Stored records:
———
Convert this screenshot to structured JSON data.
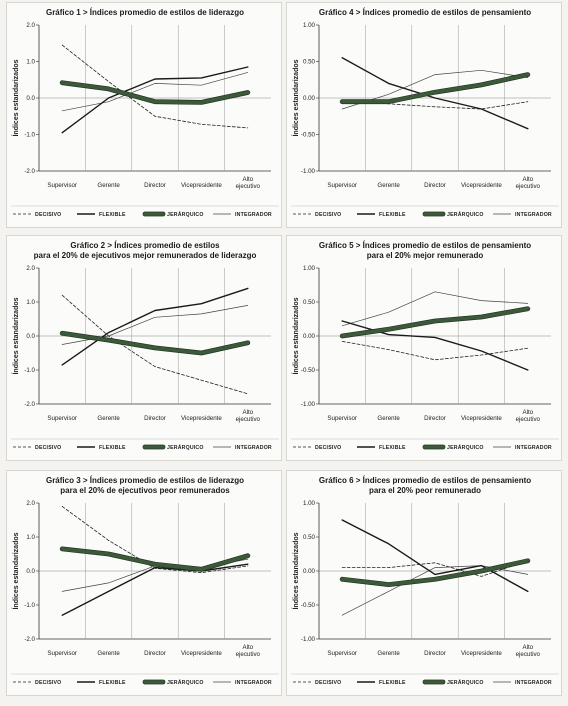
{
  "colors": {
    "decisivo": "#222222",
    "flexible": "#1a1a1a",
    "jerarquico": "#3c5a3a",
    "jerarquico_edge": "#1e2e1d",
    "integrador": "#444444"
  },
  "legend": {
    "decisivo": "DECISIVO",
    "flexible": "FLEXIBLE",
    "jerarquico": "JERÁRQUICO",
    "integrador": "INTEGRADOR"
  },
  "chart_data": [
    {
      "type": "line",
      "title_lines": [
        "Gráfico 1 > Índices promedio de estilos de liderazgo"
      ],
      "ylabel": "Índices estandarizados",
      "ylim": [
        -2.0,
        2.0
      ],
      "yticks": [
        "2.0",
        "1.0",
        "0.0",
        "-1.0",
        "-2.0"
      ],
      "yticks_values": [
        2,
        1,
        0,
        -1,
        -2
      ],
      "categories": [
        "Supervisor",
        "Gerente",
        "Director",
        "Vicepresidente",
        "Alto ejecutivo"
      ],
      "series": [
        {
          "name": "DECISIVO",
          "values": [
            1.45,
            0.45,
            -0.5,
            -0.72,
            -0.82
          ]
        },
        {
          "name": "FLEXIBLE",
          "values": [
            -0.95,
            0.0,
            0.52,
            0.55,
            0.85
          ]
        },
        {
          "name": "JERÁRQUICO",
          "values": [
            0.42,
            0.25,
            -0.1,
            -0.12,
            0.15
          ]
        },
        {
          "name": "INTEGRADOR",
          "values": [
            -0.35,
            -0.1,
            0.4,
            0.35,
            0.7
          ]
        }
      ]
    },
    {
      "type": "line",
      "title_lines": [
        "Gráfico 4 > Índices promedio de estilos de pensamiento"
      ],
      "ylabel": "Índices estandarizados",
      "ylim": [
        -1.0,
        1.0
      ],
      "yticks": [
        "1.00",
        "0.50",
        "0.00",
        "-0.50",
        "-1.00"
      ],
      "yticks_values": [
        1,
        0.5,
        0,
        -0.5,
        -1
      ],
      "categories": [
        "Supervisor",
        "Gerente",
        "Director",
        "Vicepresidente",
        "Alto ejecutivo"
      ],
      "series": [
        {
          "name": "DECISIVO",
          "values": [
            -0.05,
            -0.08,
            -0.12,
            -0.15,
            -0.05
          ]
        },
        {
          "name": "FLEXIBLE",
          "values": [
            0.55,
            0.2,
            0.0,
            -0.15,
            -0.42
          ]
        },
        {
          "name": "JERÁRQUICO",
          "values": [
            -0.05,
            -0.05,
            0.08,
            0.18,
            0.32
          ]
        },
        {
          "name": "INTEGRADOR",
          "values": [
            -0.15,
            0.05,
            0.32,
            0.38,
            0.28
          ]
        }
      ]
    },
    {
      "type": "line",
      "title_lines": [
        "Gráfico 2 > Índices promedio de estilos",
        "para el 20% de ejecutivos mejor remunerados de liderazgo"
      ],
      "ylabel": "Índices estandarizados",
      "ylim": [
        -2.0,
        2.0
      ],
      "yticks": [
        "2.0",
        "1.0",
        "0.0",
        "-1.0",
        "-2.0"
      ],
      "yticks_values": [
        2,
        1,
        0,
        -1,
        -2
      ],
      "categories": [
        "Supervisor",
        "Gerente",
        "Director",
        "Vicepresidente",
        "Alto ejecutivo"
      ],
      "series": [
        {
          "name": "DECISIVO",
          "values": [
            1.2,
            0.0,
            -0.9,
            -1.3,
            -1.7
          ]
        },
        {
          "name": "FLEXIBLE",
          "values": [
            -0.85,
            0.1,
            0.75,
            0.95,
            1.4
          ]
        },
        {
          "name": "JERÁRQUICO",
          "values": [
            0.08,
            -0.12,
            -0.35,
            -0.5,
            -0.2
          ]
        },
        {
          "name": "INTEGRADOR",
          "values": [
            -0.25,
            0.0,
            0.55,
            0.65,
            0.9
          ]
        }
      ]
    },
    {
      "type": "line",
      "title_lines": [
        "Gráfico 5 > Índices promedio de estilos de pensamiento",
        "para el 20% mejor remunerado"
      ],
      "ylabel": "Índices estandarizados",
      "ylim": [
        -1.0,
        1.0
      ],
      "yticks": [
        "1.00",
        "0.50",
        "0.00",
        "-0.50",
        "-1.00"
      ],
      "yticks_values": [
        1,
        0.5,
        0,
        -0.5,
        -1
      ],
      "categories": [
        "Supervisor",
        "Gerente",
        "Director",
        "Vicepresidente",
        "Alto ejecutivo"
      ],
      "series": [
        {
          "name": "DECISIVO",
          "values": [
            -0.08,
            -0.2,
            -0.35,
            -0.28,
            -0.18
          ]
        },
        {
          "name": "FLEXIBLE",
          "values": [
            0.22,
            0.02,
            -0.02,
            -0.22,
            -0.5
          ]
        },
        {
          "name": "JERÁRQUICO",
          "values": [
            0.0,
            0.1,
            0.22,
            0.28,
            0.4
          ]
        },
        {
          "name": "INTEGRADOR",
          "values": [
            0.15,
            0.35,
            0.65,
            0.52,
            0.48
          ]
        }
      ]
    },
    {
      "type": "line",
      "title_lines": [
        "Gráfico 3 > Índices promedio de estilos de liderazgo",
        "para el 20% de ejecutivos peor remunerados"
      ],
      "ylabel": "Índices estandarizados",
      "ylim": [
        -2.0,
        2.0
      ],
      "yticks": [
        "2.0",
        "1.0",
        "0.0",
        "-1.0",
        "-2.0"
      ],
      "yticks_values": [
        2,
        1,
        0,
        -1,
        -2
      ],
      "categories": [
        "Supervisor",
        "Gerente",
        "Director",
        "Vicepresidente",
        "Alto ejecutivo"
      ],
      "series": [
        {
          "name": "DECISIVO",
          "values": [
            1.9,
            0.9,
            0.08,
            -0.05,
            0.15
          ]
        },
        {
          "name": "FLEXIBLE",
          "values": [
            -1.3,
            -0.6,
            0.1,
            0.0,
            0.2
          ]
        },
        {
          "name": "JERÁRQUICO",
          "values": [
            0.65,
            0.5,
            0.2,
            0.05,
            0.45
          ]
        },
        {
          "name": "INTEGRADOR",
          "values": [
            -0.6,
            -0.35,
            0.15,
            0.1,
            0.35
          ]
        }
      ]
    },
    {
      "type": "line",
      "title_lines": [
        "Gráfico 6 > Índices promedio de estilos de pensamiento",
        "para el 20% peor remunerado"
      ],
      "ylabel": "Índices estandarizados",
      "ylim": [
        -1.0,
        1.0
      ],
      "yticks": [
        "1.00",
        "0.50",
        "0.00",
        "-0.50",
        "-1.00"
      ],
      "yticks_values": [
        1,
        0.5,
        0,
        -0.5,
        -1
      ],
      "categories": [
        "Supervisor",
        "Gerente",
        "Director",
        "Vicepresidente",
        "Alto ejecutivo"
      ],
      "series": [
        {
          "name": "DECISIVO",
          "values": [
            0.05,
            0.05,
            0.12,
            -0.08,
            0.15
          ]
        },
        {
          "name": "FLEXIBLE",
          "values": [
            0.75,
            0.4,
            -0.05,
            0.08,
            -0.3
          ]
        },
        {
          "name": "JERÁRQUICO",
          "values": [
            -0.12,
            -0.2,
            -0.12,
            0.0,
            0.15
          ]
        },
        {
          "name": "INTEGRADOR",
          "values": [
            -0.65,
            -0.3,
            0.05,
            0.08,
            -0.05
          ]
        }
      ]
    }
  ]
}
———
■ **Direction**
Show each line of the data that contains the string "liderazgo".

■ **Correct output**
        "Gráfico 1 > Índices promedio de estilos de liderazgo"
        "para el 20% de ejecutivos mejor remunerados de liderazgo"
        "Gráfico 3 > Índices promedio de estilos de liderazgo",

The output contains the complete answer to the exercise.